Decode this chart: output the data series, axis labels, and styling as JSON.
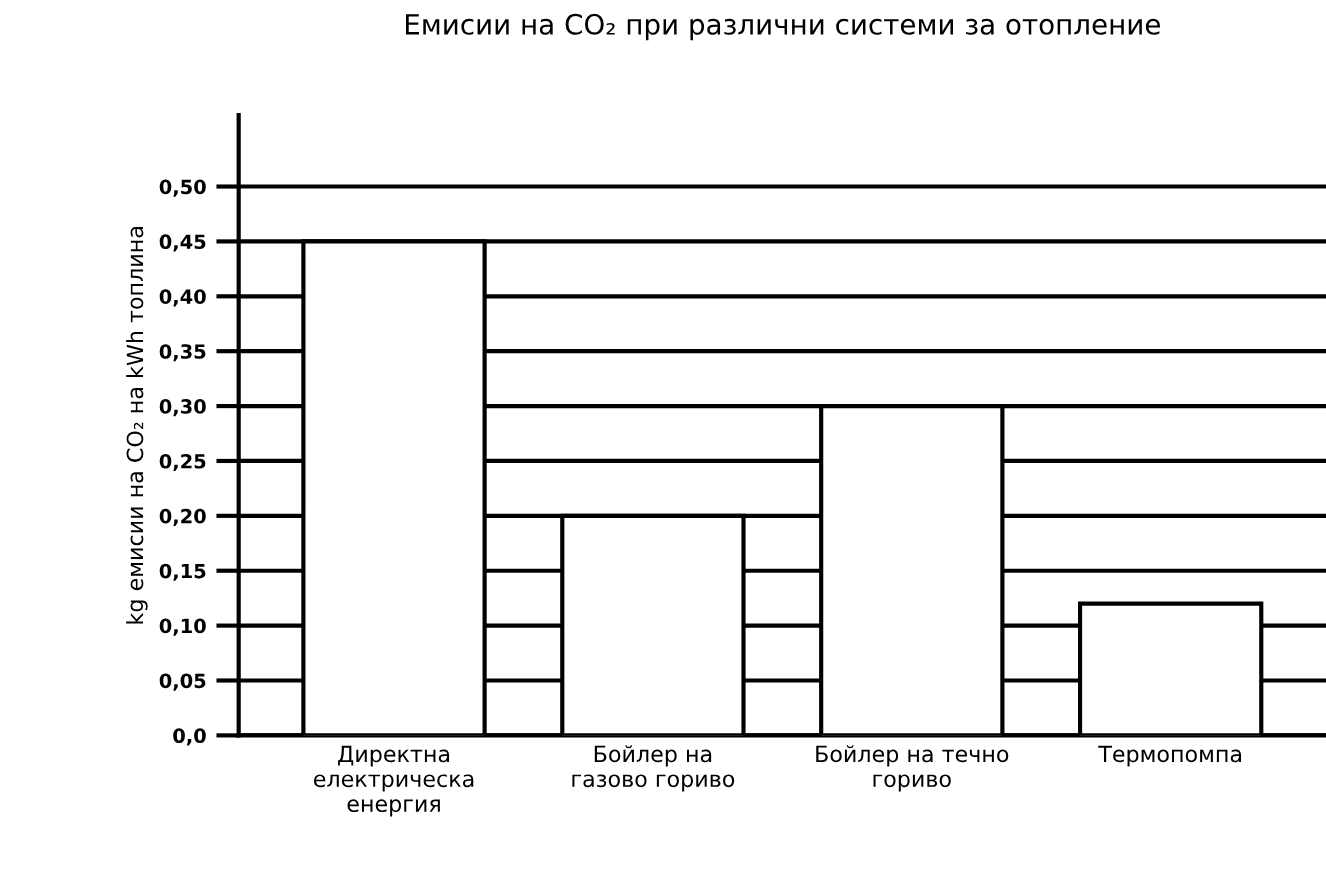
{
  "chart_data": {
    "type": "bar",
    "title": "Емисии на CO₂ при различни системи за отопление",
    "ylabel": "kg емисии на CO₂ на kWh топлина",
    "categories": [
      "Директна\nелектрическа\nенергия",
      "Бойлер на\nгазово гориво",
      "Бойлер на течно\nгориво",
      "Термопомпа"
    ],
    "values": [
      0.45,
      0.2,
      0.3,
      0.12
    ],
    "color": "#ffffff",
    "ylim": [
      0,
      0.565
    ],
    "yticks": [
      {
        "value": 0,
        "label": "0,0"
      },
      {
        "value": 0.05,
        "label": "0,05"
      },
      {
        "value": 0.1,
        "label": "0,10"
      },
      {
        "value": 0.15,
        "label": "0,15"
      },
      {
        "value": 0.2,
        "label": "0,20"
      },
      {
        "value": 0.25,
        "label": "0,25"
      },
      {
        "value": 0.3,
        "label": "0,30"
      },
      {
        "value": 0.35,
        "label": "0,35"
      },
      {
        "value": 0.4,
        "label": "0,40"
      },
      {
        "value": 0.45,
        "label": "0,45"
      },
      {
        "value": 0.5,
        "label": "0,50"
      }
    ],
    "grid": "y"
  }
}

#### [WHAT IS REQUIRED]
Filter the records above for "Бойлер" and copy every matching line.

#### [WRITTEN ANSWER]
      "Бойлер на\nгазово гориво",
      "Бойлер на течно\nгориво",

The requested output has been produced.